[Data listing]
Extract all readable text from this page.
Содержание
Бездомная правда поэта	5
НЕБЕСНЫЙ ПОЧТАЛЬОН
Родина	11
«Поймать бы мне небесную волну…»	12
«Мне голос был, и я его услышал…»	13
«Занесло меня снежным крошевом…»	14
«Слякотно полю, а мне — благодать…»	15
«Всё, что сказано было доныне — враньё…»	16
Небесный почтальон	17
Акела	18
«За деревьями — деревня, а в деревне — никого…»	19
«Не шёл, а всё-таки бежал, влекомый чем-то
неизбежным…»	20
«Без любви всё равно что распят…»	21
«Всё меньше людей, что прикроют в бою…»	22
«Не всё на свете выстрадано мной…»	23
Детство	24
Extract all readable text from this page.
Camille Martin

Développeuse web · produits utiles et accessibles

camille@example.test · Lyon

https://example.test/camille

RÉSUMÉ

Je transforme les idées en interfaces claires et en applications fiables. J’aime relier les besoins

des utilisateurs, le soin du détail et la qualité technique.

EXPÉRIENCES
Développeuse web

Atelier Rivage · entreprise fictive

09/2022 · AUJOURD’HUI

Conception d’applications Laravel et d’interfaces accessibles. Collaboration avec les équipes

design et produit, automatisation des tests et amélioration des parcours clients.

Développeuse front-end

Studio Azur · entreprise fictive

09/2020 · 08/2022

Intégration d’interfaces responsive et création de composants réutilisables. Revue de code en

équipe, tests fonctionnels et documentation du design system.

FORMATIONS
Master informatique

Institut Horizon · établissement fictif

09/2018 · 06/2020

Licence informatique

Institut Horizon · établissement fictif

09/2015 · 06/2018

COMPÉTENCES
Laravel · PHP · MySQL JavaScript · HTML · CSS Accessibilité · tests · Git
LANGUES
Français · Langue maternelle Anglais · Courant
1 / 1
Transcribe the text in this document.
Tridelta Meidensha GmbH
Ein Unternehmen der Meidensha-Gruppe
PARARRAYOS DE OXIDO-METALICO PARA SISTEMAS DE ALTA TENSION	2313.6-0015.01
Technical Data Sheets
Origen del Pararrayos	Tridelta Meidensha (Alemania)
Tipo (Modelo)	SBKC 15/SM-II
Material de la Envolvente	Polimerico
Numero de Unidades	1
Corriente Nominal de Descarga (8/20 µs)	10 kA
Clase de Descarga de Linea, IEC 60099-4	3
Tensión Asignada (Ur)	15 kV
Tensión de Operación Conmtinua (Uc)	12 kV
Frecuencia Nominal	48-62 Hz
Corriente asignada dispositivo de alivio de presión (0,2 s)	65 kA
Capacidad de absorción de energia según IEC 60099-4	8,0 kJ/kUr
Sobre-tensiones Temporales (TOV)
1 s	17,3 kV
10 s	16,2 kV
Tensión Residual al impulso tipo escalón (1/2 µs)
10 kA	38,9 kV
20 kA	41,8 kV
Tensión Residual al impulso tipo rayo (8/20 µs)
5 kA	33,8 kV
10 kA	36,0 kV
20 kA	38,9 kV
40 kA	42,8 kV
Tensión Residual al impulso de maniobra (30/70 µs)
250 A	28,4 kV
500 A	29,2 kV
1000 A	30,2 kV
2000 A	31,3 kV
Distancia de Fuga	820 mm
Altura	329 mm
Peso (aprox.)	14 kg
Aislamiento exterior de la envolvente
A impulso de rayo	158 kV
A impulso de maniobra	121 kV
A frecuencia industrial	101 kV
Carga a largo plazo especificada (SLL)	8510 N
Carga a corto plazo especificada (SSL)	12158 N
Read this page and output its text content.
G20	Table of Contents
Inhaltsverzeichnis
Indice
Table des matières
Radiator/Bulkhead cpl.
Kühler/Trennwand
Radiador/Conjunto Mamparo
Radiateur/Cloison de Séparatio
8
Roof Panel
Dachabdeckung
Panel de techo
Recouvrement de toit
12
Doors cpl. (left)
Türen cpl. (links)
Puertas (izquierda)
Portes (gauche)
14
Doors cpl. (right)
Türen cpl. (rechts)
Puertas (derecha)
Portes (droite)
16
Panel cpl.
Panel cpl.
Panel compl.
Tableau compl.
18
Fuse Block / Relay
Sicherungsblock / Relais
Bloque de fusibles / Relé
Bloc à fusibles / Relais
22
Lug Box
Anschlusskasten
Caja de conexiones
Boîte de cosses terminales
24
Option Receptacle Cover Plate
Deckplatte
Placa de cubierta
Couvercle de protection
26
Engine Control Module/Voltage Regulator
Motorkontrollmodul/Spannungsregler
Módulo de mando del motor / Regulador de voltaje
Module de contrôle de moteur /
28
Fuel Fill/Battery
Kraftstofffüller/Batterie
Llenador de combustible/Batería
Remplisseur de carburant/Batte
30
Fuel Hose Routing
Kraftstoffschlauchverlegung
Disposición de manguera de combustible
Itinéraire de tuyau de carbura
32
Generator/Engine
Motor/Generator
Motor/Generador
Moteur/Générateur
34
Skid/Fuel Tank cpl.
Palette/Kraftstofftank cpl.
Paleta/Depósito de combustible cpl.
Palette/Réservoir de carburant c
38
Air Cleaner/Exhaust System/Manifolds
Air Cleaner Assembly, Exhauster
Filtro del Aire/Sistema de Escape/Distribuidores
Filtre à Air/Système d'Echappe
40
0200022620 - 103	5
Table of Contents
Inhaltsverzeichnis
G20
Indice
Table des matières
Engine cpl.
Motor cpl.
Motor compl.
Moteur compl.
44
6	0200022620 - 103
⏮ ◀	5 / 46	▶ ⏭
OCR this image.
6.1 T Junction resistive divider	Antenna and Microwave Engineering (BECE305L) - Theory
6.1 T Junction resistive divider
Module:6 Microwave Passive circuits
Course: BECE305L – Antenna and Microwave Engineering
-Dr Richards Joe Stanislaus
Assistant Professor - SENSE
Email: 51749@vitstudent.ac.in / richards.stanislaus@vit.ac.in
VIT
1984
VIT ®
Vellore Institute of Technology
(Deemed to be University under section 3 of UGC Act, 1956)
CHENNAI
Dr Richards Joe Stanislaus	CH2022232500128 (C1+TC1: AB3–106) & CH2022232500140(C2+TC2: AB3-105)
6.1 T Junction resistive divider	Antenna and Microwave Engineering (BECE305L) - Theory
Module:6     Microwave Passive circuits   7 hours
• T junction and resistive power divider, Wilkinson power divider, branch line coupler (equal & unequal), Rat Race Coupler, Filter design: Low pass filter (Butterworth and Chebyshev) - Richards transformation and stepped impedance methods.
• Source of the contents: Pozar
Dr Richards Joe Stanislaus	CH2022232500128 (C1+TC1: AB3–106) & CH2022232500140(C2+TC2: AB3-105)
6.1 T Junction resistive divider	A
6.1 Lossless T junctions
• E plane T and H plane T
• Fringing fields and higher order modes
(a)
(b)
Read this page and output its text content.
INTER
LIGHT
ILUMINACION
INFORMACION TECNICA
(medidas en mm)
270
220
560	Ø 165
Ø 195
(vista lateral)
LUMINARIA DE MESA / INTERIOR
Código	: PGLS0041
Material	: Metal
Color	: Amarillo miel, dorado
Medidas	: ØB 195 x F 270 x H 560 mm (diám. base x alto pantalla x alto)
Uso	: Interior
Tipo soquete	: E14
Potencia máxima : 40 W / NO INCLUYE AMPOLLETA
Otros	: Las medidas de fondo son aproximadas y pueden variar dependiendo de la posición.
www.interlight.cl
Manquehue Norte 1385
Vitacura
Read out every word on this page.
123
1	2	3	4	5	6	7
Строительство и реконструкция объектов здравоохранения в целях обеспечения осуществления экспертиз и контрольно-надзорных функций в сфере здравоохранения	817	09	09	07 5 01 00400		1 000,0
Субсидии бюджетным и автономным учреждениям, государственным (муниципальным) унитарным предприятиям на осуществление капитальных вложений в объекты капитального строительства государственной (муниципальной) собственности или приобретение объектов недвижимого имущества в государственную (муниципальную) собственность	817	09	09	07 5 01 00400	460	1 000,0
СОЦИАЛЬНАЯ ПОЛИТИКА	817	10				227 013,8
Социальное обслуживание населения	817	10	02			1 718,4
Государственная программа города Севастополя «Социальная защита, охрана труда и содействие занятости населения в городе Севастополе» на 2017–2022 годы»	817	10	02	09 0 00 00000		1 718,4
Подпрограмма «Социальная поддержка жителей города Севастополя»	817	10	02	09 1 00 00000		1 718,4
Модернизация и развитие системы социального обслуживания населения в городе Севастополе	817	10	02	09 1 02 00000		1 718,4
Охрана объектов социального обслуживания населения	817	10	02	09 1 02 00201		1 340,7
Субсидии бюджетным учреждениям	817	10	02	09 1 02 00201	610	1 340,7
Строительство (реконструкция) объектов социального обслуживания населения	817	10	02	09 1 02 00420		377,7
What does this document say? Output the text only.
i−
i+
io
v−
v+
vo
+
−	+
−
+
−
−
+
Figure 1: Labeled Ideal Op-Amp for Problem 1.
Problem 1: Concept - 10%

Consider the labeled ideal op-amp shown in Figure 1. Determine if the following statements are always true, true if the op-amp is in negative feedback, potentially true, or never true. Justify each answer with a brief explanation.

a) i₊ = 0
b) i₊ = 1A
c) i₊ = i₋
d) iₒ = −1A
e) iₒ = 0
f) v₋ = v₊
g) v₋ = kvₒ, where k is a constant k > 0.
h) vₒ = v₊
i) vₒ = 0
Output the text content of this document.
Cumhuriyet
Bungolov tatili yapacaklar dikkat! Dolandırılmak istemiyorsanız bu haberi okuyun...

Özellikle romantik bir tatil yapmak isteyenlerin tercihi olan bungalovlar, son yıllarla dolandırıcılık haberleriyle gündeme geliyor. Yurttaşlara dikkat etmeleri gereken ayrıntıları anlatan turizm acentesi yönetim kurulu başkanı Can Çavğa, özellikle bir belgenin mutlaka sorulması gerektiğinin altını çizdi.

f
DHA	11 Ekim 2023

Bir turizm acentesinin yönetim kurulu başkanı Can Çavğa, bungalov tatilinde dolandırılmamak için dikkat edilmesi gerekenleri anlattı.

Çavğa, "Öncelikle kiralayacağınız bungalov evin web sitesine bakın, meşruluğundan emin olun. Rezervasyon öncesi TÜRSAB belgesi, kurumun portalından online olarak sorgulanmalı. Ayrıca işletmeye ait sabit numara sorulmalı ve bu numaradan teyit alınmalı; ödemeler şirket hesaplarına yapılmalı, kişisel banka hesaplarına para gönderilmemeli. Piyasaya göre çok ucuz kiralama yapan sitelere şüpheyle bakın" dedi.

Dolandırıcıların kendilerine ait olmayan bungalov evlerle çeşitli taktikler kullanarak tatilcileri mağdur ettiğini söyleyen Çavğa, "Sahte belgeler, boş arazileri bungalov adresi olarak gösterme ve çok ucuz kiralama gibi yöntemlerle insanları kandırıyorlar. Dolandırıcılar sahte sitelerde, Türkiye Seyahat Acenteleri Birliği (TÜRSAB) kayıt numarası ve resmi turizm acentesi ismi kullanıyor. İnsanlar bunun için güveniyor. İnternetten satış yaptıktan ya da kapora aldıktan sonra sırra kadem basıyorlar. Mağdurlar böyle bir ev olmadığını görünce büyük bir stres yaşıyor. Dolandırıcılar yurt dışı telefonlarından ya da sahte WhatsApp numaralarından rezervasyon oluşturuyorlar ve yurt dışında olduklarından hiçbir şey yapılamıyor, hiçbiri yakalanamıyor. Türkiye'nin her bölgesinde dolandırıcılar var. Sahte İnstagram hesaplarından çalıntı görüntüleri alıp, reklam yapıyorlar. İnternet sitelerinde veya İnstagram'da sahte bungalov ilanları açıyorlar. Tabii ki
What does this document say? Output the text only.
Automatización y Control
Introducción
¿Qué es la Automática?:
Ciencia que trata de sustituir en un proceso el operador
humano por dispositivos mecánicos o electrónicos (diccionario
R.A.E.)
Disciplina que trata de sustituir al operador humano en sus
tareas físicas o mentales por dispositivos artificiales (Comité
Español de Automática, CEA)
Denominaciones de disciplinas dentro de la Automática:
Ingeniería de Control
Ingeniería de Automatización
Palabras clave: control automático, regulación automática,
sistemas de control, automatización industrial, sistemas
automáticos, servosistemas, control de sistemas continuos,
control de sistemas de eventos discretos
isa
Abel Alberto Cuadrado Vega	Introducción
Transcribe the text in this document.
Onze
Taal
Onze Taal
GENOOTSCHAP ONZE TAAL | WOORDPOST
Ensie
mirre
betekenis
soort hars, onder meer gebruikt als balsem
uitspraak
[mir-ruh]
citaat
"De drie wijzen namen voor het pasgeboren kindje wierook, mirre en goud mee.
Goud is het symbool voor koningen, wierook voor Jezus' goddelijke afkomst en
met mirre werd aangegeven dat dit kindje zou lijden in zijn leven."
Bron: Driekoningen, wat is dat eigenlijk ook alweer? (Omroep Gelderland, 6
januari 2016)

▶ [Do this] Find every line containing the word "Residual", then give the total and nothing more.

▶ [Correct answer] 3